MATERIAL PROVIDED:
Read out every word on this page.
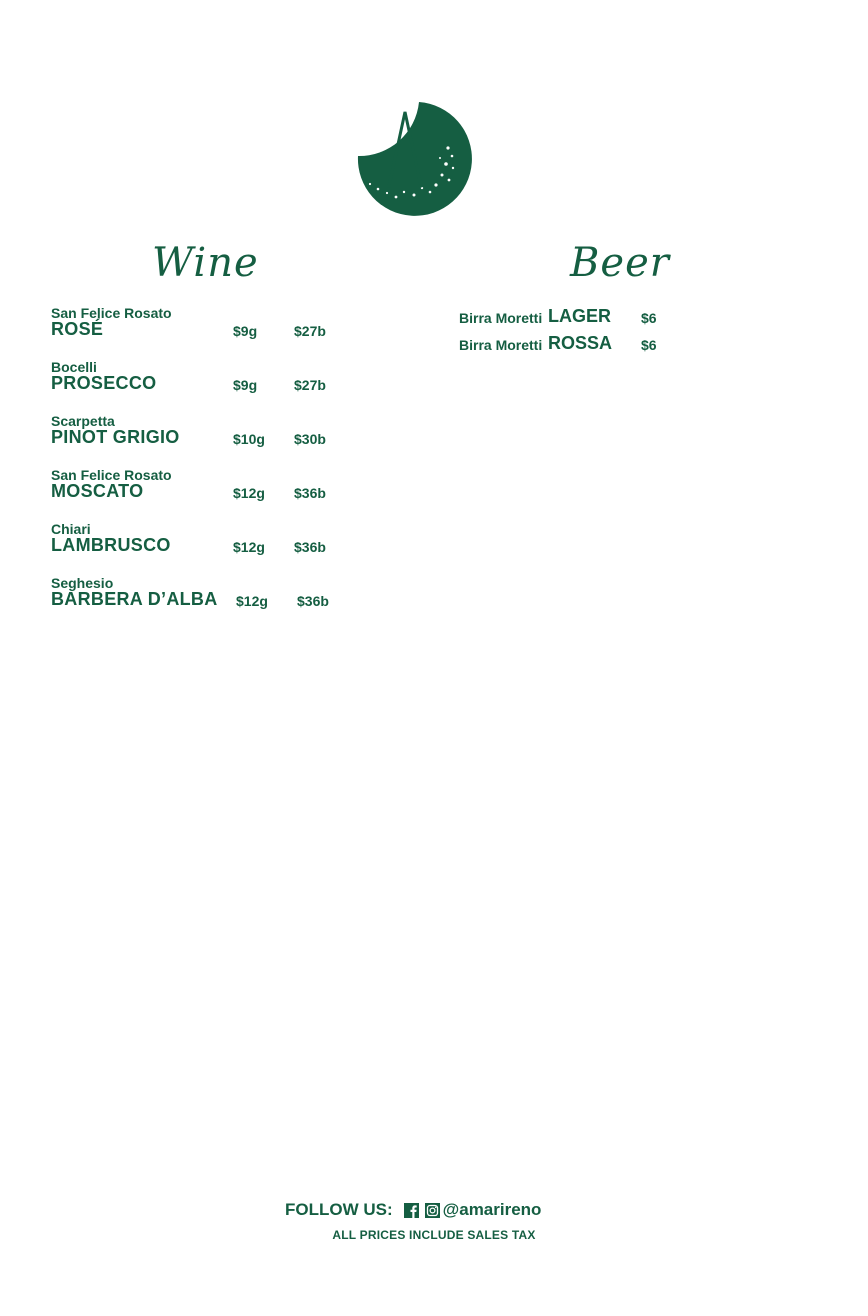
Wine	Beer
San Felice Rosato
ROSÉ	$9g	$27b
Bocelli
PROSECCO	$9g	$27b
Scarpetta
PINOT GRIGIO	$10g $30b
San Felice Rosato
MOSCATO	$12g $36b
Chiari
LAMBRUSCO	$12g $36b
Seghesio
BARBERA D’ALBA $12g $36b
Birra Moretti LAGER $6
Birra Moretti ROSSA $6
FOLLOW US:	@amarireno
ALL PRICES INCLUDE SALES TAX
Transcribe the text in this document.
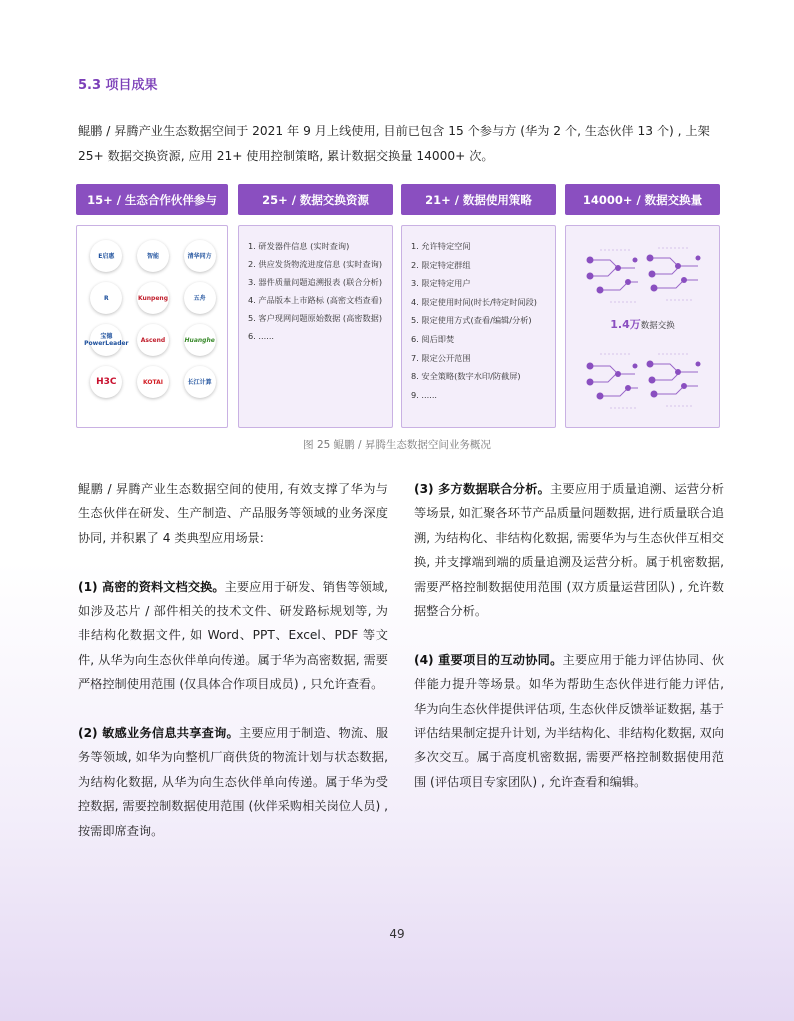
5.3 项目成果

鲲鹏 / 昇腾产业生态数据空间于 2021 年 9 月上线使用, 目前已包含 15 个参与方 (华为 2 个, 生态伙伴 13 个) , 上架 25+ 数据交换资源, 应用 21+ 使用控制策略, 累计数据交换量 14000+ 次。

15+ / 生态合作伙伴参与
E启惠	智能	清华同方
R	Kunpeng	五舟
宝德 PowerLeader	Ascend	Huanghe
H3C	KOTAI	长江计算
25+ / 数据交换资源
1. 研发器件信息 (实时查询)
2. 供应发货物流进度信息 (实时查询)
3. 器件质量问题追溯报表 (联合分析)
4. 产品版本上市路标 (高密文档查看)
5. 客户现网问题原始数据 (高密数据)
6. ......
21+ / 数据使用策略
1. 允许特定空间
2. 限定特定群组
3. 限定特定用户
4. 限定使用时间(时长/特定时间段)
5. 限定使用方式(查看/编辑/分析)
6. 阅后即焚
7. 限定公开范围
8. 安全策略(数字水印/防截屏)
9. ......
14000+ / 数据交换量
1.4万数据交换
图 25 鲲鹏 / 昇腾生态数据空间业务概况

鲲鹏 / 昇腾产业生态数据空间的使用, 有效支撑了华为与生态伙伴在研发、生产制造、产品服务等领域的业务深度协同, 并积累了 4 类典型应用场景:

(1) 高密的资料文档交换。主要应用于研发、销售等领域, 如涉及芯片 / 部件相关的技术文件、研发路标规划等, 为非结构化数据文件, 如 Word、PPT、Excel、PDF 等文件, 从华为向生态伙伴单向传递。属于华为高密数据, 需要严格控制使用范围 (仅具体合作项目成员) , 只允许查看。

(2) 敏感业务信息共享查询。主要应用于制造、物流、服务等领域, 如华为向整机厂商供货的物流计划与状态数据, 为结构化数据, 从华为向生态伙伴单向传递。属于华为受控数据, 需要控制数据使用范围 (伙伴采购相关岗位人员) , 按需即席查询。

(3) 多方数据联合分析。主要应用于质量追溯、运营分析等场景, 如汇聚各环节产品质量问题数据, 进行质量联合追溯, 为结构化、非结构化数据, 需要华为与生态伙伴互相交换, 并支撑端到端的质量追溯及运营分析。属于机密数据, 需要严格控制数据使用范围 (双方质量运营团队) , 允许数据整合分析。

(4) 重要项目的互动协同。主要应用于能力评估协同、伙伴能力提升等场景。如华为帮助生态伙伴进行能力评估, 华为向生态伙伴提供评估项, 生态伙伴反馈举证数据, 基于评估结果制定提升计划, 为半结构化、非结构化数据, 双向多次交互。属于高度机密数据, 需要严格控制数据使用范围 (评估项目专家团队) , 允许查看和编辑。

49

WHAT TO PRODUCE:
Show each line in the entries that holds the string "Birra".

EXERCISE OUTPUT:
Birra Moretti LAGER $6
Birra Moretti ROSSA $6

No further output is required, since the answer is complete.